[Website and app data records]
• • • • • • •
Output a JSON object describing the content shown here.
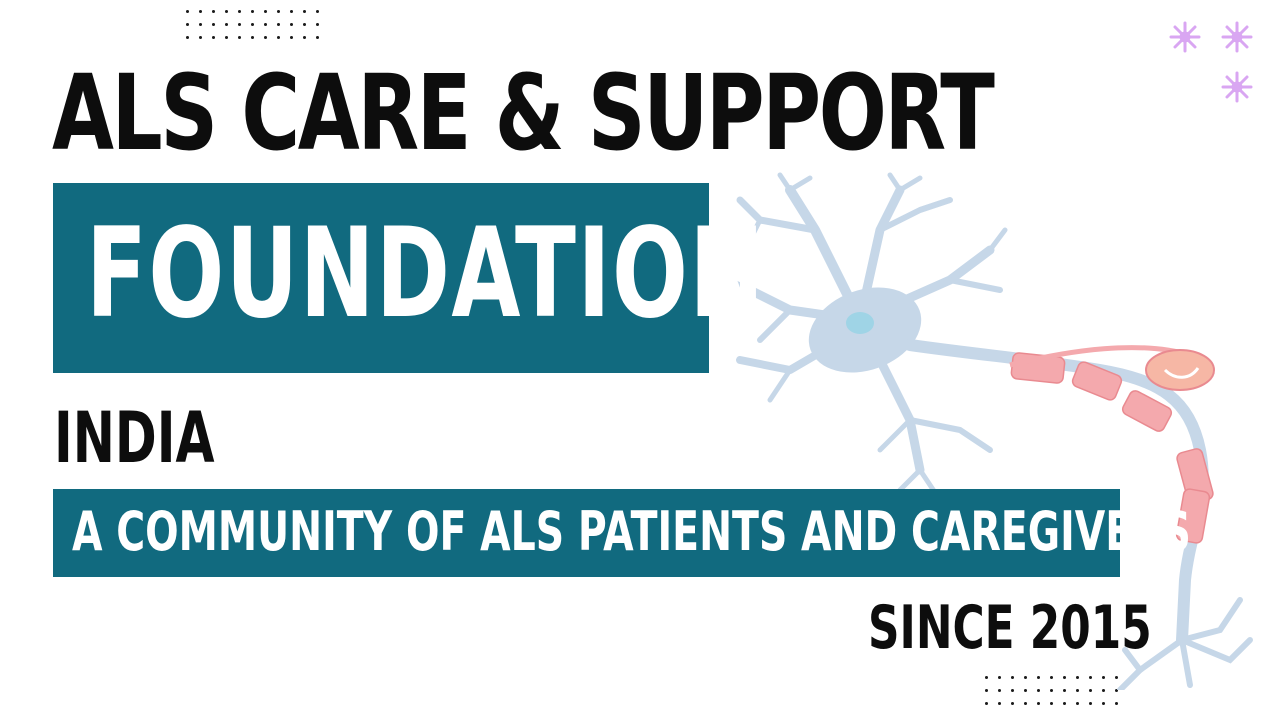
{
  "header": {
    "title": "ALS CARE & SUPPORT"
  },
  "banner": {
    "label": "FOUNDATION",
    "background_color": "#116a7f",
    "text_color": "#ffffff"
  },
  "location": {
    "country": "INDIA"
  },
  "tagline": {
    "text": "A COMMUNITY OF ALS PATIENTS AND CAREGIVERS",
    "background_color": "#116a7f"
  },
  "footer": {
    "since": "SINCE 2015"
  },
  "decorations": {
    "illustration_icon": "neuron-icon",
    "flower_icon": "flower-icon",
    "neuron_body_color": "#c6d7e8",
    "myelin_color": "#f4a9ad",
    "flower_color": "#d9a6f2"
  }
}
• • • • • • •
Which of the lines above hold the string "icon"? Copy each one.

    "illustration_icon": "neuron-icon",
    "flower_icon": "flower-icon",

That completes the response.